(Provided data)

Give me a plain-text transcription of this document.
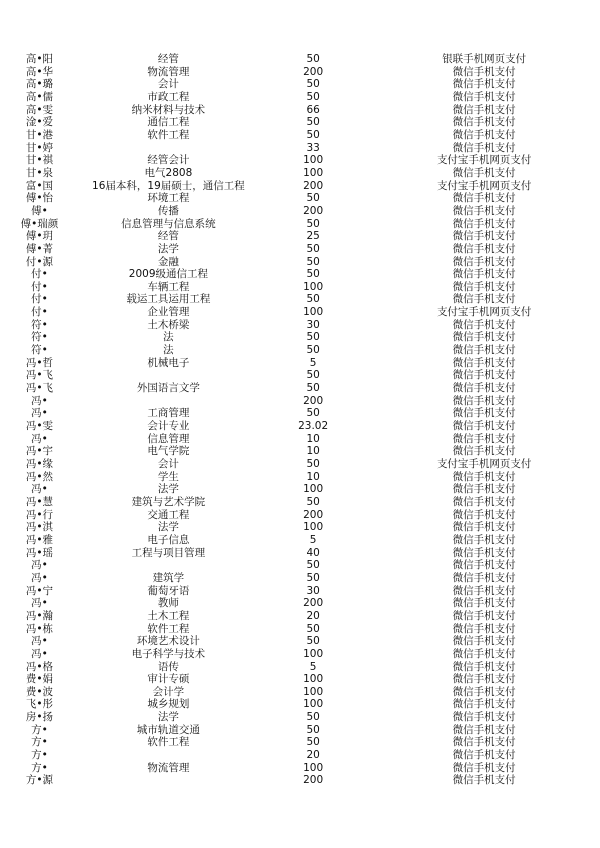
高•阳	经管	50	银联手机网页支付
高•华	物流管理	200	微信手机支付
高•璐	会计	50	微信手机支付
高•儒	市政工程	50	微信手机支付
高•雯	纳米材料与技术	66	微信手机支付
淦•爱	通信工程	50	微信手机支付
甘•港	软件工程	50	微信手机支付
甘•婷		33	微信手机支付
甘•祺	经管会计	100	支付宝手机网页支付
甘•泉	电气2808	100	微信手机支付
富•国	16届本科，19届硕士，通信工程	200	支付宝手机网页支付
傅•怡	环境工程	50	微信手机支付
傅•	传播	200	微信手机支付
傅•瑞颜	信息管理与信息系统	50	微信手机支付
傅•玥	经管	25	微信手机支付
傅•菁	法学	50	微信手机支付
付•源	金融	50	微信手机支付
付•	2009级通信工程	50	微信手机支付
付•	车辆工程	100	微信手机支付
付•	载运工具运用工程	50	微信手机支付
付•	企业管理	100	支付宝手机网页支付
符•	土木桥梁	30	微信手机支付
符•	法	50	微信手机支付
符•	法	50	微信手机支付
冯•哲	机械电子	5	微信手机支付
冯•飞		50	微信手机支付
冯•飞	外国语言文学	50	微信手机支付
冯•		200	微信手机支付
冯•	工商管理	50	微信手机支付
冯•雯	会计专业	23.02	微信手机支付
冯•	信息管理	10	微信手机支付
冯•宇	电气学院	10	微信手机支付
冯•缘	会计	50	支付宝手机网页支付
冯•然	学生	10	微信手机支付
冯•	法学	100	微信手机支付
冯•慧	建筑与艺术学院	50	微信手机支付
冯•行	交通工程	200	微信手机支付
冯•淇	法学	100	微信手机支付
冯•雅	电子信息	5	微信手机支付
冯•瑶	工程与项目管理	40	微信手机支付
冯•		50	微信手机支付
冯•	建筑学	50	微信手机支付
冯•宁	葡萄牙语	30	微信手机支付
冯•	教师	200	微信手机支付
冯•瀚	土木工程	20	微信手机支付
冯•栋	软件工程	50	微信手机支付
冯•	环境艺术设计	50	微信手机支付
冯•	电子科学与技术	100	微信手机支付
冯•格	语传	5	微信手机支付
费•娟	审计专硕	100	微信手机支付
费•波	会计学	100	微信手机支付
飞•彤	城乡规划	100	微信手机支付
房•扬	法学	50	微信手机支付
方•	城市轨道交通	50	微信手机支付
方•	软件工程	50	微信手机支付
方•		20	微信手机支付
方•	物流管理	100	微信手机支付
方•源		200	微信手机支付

* * *

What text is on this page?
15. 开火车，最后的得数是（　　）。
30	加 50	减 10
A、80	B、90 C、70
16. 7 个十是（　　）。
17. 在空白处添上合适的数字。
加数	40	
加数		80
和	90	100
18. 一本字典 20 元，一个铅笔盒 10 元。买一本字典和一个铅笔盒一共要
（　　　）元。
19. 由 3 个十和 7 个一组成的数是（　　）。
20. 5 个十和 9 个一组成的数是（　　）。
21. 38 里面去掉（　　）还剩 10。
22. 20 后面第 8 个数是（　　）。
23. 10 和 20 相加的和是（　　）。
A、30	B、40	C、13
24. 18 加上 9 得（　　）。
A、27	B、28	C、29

(What is required) Using the listing, say how many lines include the word "支付宝手机网页支付", and add nothing else.

(Solved problem) 4